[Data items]
>> Start
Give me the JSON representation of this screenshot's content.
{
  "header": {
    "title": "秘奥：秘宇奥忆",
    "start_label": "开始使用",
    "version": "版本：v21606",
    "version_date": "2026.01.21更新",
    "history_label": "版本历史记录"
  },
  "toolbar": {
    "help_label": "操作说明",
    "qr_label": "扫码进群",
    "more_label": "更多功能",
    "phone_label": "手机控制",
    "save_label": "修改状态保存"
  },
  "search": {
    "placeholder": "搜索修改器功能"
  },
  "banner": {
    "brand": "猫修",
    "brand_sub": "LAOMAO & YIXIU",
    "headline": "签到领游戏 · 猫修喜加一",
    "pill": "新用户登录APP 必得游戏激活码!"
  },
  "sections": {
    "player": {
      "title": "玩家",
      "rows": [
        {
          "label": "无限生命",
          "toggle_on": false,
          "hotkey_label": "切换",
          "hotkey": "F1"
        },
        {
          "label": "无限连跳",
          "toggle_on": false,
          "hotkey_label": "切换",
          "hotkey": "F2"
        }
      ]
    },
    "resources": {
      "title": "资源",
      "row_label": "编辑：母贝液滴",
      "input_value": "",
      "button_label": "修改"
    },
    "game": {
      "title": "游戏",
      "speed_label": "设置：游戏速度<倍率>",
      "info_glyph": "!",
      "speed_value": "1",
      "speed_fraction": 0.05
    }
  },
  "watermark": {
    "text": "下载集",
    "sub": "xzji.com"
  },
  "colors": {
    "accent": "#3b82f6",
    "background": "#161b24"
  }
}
>> End
[Exercise objective]
Return each full line of the entries that contains the word "title".

[Answer below]
    "title": "秘奥：秘宇奥忆",
      "title": "玩家",
      "title": "资源",
      "title": "游戏",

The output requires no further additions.